## BEGIN

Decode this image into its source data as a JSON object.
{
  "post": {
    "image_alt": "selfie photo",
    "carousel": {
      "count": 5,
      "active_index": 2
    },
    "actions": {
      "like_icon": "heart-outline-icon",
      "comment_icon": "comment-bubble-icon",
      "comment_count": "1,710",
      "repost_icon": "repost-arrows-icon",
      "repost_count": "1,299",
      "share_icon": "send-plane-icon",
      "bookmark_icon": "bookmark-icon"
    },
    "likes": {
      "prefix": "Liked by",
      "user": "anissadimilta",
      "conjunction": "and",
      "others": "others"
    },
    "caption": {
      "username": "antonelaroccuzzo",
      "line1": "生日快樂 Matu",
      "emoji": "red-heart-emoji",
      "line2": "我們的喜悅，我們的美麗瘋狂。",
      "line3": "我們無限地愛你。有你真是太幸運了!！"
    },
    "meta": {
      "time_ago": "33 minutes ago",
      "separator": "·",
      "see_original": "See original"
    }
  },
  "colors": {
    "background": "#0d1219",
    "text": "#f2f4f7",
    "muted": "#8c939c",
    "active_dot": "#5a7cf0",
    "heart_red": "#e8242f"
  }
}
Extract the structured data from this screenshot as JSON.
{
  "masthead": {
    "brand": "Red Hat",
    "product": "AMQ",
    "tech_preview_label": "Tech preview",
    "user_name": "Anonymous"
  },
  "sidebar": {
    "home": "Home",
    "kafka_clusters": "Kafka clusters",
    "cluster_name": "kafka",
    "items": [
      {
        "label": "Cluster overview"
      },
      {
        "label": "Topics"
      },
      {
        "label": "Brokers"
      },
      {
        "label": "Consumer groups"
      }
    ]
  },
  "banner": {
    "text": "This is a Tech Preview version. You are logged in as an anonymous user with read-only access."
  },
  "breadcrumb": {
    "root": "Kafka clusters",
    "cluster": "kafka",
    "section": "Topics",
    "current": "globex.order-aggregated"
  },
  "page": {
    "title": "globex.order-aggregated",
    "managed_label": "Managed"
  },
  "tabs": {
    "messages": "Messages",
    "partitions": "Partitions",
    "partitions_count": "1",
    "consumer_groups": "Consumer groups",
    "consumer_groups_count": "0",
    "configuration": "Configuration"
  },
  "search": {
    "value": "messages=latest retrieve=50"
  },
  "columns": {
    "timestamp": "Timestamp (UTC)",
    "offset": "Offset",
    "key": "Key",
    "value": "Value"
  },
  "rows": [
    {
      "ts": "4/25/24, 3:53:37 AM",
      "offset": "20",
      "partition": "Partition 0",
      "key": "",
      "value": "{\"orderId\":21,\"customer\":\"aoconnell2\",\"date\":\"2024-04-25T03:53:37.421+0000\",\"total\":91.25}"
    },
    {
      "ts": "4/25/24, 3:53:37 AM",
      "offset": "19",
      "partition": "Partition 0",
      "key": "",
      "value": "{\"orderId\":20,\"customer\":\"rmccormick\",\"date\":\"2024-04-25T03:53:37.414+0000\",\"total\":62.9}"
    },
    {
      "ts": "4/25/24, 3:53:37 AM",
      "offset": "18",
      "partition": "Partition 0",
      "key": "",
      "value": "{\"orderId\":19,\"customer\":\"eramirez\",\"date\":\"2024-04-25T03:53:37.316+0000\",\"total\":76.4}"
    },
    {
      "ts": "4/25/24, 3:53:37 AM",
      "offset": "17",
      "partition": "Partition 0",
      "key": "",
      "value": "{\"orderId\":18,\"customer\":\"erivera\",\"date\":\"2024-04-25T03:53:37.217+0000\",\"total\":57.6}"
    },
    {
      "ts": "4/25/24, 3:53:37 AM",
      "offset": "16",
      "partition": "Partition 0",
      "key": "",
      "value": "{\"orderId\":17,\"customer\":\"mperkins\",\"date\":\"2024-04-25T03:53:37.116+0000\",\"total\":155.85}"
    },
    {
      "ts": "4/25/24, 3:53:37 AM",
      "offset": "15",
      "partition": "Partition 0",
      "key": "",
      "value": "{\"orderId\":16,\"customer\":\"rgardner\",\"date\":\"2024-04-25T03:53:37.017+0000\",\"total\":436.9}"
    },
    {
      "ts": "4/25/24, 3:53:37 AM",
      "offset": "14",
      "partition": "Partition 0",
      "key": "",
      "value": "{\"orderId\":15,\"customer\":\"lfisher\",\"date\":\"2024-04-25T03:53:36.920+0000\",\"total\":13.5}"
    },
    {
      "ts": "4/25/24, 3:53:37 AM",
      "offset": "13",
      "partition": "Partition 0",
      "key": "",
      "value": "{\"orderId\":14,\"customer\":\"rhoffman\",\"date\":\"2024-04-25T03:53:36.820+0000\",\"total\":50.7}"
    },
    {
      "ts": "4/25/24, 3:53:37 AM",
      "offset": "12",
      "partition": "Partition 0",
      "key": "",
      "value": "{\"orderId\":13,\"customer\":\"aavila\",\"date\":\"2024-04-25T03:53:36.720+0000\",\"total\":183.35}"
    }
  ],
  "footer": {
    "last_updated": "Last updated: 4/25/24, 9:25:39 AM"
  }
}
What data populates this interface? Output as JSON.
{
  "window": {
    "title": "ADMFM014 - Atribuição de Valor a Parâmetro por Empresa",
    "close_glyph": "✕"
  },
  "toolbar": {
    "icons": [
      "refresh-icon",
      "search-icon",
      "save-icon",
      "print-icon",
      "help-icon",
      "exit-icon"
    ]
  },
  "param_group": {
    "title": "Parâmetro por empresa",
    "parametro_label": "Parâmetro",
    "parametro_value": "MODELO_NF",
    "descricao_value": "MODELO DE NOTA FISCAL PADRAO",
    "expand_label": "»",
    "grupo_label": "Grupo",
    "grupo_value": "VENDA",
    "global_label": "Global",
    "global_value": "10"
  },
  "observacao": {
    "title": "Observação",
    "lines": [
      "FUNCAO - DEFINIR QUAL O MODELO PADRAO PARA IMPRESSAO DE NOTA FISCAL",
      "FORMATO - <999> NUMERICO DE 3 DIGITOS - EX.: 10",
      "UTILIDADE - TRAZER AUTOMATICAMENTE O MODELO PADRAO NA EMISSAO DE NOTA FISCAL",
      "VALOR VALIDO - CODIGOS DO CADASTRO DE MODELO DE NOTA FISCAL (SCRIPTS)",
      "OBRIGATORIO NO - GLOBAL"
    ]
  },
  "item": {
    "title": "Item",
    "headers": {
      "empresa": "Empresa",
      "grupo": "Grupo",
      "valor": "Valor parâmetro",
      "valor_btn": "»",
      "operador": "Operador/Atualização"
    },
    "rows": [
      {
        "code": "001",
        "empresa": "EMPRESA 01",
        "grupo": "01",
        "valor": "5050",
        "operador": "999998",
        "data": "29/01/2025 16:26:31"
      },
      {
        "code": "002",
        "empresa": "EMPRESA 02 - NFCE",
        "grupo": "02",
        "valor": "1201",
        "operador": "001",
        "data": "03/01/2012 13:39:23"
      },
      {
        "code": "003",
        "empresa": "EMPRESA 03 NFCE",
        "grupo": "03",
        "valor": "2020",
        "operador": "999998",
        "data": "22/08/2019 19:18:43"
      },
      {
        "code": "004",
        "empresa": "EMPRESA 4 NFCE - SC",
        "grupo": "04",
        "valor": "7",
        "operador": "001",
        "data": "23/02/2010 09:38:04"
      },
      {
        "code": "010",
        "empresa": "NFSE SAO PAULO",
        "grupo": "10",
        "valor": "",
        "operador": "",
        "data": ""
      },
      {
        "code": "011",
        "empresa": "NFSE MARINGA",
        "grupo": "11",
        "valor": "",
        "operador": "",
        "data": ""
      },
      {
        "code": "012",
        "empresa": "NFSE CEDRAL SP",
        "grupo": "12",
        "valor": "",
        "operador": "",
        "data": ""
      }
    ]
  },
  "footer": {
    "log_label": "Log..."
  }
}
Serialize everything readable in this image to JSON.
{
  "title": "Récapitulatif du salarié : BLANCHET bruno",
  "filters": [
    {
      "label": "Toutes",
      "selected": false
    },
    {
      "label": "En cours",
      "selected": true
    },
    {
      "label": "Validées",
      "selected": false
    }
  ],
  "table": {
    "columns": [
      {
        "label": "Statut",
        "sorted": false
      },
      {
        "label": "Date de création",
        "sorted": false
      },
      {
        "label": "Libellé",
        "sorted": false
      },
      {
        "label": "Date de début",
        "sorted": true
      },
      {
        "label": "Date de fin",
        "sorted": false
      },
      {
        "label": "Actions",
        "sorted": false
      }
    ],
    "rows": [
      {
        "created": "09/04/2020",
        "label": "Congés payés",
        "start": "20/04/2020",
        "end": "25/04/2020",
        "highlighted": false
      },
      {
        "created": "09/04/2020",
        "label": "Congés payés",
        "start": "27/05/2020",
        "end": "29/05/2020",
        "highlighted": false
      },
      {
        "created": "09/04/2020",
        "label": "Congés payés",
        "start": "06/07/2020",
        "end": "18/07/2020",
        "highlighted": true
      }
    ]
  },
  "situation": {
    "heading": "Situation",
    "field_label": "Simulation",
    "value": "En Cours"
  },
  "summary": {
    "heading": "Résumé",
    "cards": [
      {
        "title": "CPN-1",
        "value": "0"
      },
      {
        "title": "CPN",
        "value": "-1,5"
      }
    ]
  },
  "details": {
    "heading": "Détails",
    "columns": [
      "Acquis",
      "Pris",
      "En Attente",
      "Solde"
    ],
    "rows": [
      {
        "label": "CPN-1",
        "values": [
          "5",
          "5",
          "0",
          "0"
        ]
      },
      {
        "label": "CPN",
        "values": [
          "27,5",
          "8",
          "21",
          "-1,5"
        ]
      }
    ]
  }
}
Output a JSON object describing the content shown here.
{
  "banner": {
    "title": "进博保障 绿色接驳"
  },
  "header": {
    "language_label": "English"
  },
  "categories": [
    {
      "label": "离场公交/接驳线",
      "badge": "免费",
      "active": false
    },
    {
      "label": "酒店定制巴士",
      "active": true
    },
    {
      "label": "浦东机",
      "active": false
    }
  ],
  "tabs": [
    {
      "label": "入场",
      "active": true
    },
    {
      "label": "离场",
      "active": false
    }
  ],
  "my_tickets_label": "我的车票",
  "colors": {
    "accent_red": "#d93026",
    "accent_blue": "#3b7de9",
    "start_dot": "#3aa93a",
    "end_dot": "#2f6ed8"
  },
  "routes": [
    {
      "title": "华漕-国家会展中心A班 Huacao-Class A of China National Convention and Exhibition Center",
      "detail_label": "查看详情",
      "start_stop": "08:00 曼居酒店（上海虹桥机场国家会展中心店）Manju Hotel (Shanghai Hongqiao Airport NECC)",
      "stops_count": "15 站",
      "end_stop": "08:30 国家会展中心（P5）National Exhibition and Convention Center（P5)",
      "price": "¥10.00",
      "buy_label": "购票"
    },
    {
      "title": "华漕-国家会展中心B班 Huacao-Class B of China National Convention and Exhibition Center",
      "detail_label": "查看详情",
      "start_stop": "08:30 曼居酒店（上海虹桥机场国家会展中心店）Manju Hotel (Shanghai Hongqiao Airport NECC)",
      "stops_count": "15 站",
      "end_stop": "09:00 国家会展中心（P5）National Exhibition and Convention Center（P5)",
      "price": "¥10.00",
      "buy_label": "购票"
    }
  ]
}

## END

- GIVEN REQUEST -
Find every line in the records above that contains the word "aggregated", and copy each one.

- COMPLETE OUTPUT -
    "current": "globex.order-aggregated"
    "title": "globex.order-aggregated",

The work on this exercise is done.